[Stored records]
◆ ◆ ◆ ◆ ◆ ◆ ◆
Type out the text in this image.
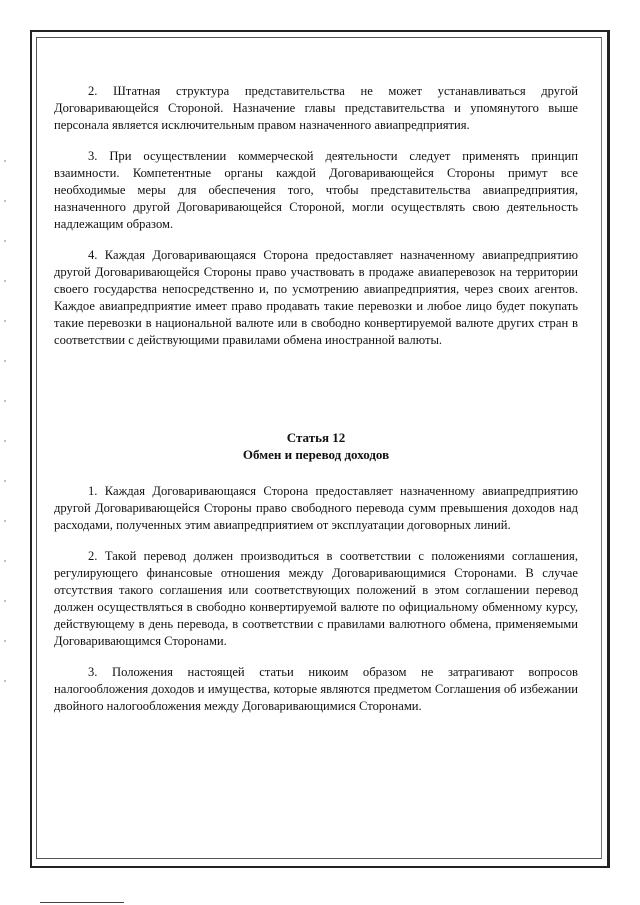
2. Штатная структура представительства не может устанавливаться другой Договаривающейся Стороной. Назначение главы представительства и упомянутого выше персонала является исключительным правом назначенного авиапредприятия.

3. При осуществлении коммерческой деятельности следует применять принцип взаимности. Компетентные органы каждой Договаривающейся Стороны примут все необходимые меры для обеспечения того, чтобы представительства авиапредприятия, назначенного другой Договаривающейся Стороной, могли осуществлять свою деятельность надлежащим образом.

4. Каждая Договаривающаяся Сторона предоставляет назначенному авиапредприятию другой Договаривающейся Стороны право участвовать в продаже авиаперевозок на территории своего государства непосредственно и, по усмотрению авиапредприятия, через своих агентов. Каждое авиапредприятие имеет право продавать такие перевозки и любое лицо будет покупать такие перевозки в национальной валюте или в свободно конвертируемой валюте других стран в соответствии с действующими правилами обмена иностранной валюты.

Статья 12

Обмен и перевод доходов

1. Каждая Договаривающаяся Сторона предоставляет назначенному авиапредприятию другой Договаривающейся Стороны право свободного перевода сумм превышения доходов над расходами, полученных этим авиапредприятием от эксплуатации договорных линий.

2. Такой перевод должен производиться в соответствии с положениями соглашения, регулирующего финансовые отношения между Договаривающимися Сторонами. В случае отсутствия такого соглашения или соответствующих положений в этом соглашении перевод должен осуществляться в свободно конвертируемой валюте по официальному обменному курсу, действующему в день перевода, в соответствии с правилами валютного обмена, применяемыми Договаривающимся Сторонами.

3. Положения настоящей статьи никоим образом не затрагивают вопросов налогообложения доходов и имущества, которые являются предметом Соглашения об избежании двойного налогообложения между Договаривающимися Сторонами.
◆ ◆ ◆ ◆ ◆ ◆ ◆
**EXERCISE:** Repeat the lines above exactly, and keep every picture out.

**RESULT OF THE EXERCISE:**
Type out the text in this image.
2. Штатная структура представительства не может устанавливаться другой Договаривающейся Стороной. Назначение главы представительства и упомянутого выше персонала является исключительным правом назначенного авиапредприятия.

3. При осуществлении коммерческой деятельности следует применять принцип взаимности. Компетентные органы каждой Договаривающейся Стороны примут все необходимые меры для обеспечения того, чтобы представительства авиапредприятия, назначенного другой Договаривающейся Стороной, могли осуществлять свою деятельность надлежащим образом.

4. Каждая Договаривающаяся Сторона предоставляет назначенному авиапредприятию другой Договаривающейся Стороны право участвовать в продаже авиаперевозок на территории своего государства непосредственно и, по усмотрению авиапредприятия, через своих агентов. Каждое авиапредприятие имеет право продавать такие перевозки и любое лицо будет покупать такие перевозки в национальной валюте или в свободно конвертируемой валюте других стран в соответствии с действующими правилами обмена иностранной валюты.

Статья 12

Обмен и перевод доходов

1. Каждая Договаривающаяся Сторона предоставляет назначенному авиапредприятию другой Договаривающейся Стороны право свободного перевода сумм превышения доходов над расходами, полученных этим авиапредприятием от эксплуатации договорных линий.

2. Такой перевод должен производиться в соответствии с положениями соглашения, регулирующего финансовые отношения между Договаривающимися Сторонами. В случае отсутствия такого соглашения или соответствующих положений в этом соглашении перевод должен осуществляться в свободно конвертируемой валюте по официальному обменному курсу, действующему в день перевода, в соответствии с правилами валютного обмена, применяемыми Договаривающимся Сторонами.

3. Положения настоящей статьи никоим образом не затрагивают вопросов налогообложения доходов и имущества, которые являются предметом Соглашения об избежании двойного налогообложения между Договаривающимися Сторонами.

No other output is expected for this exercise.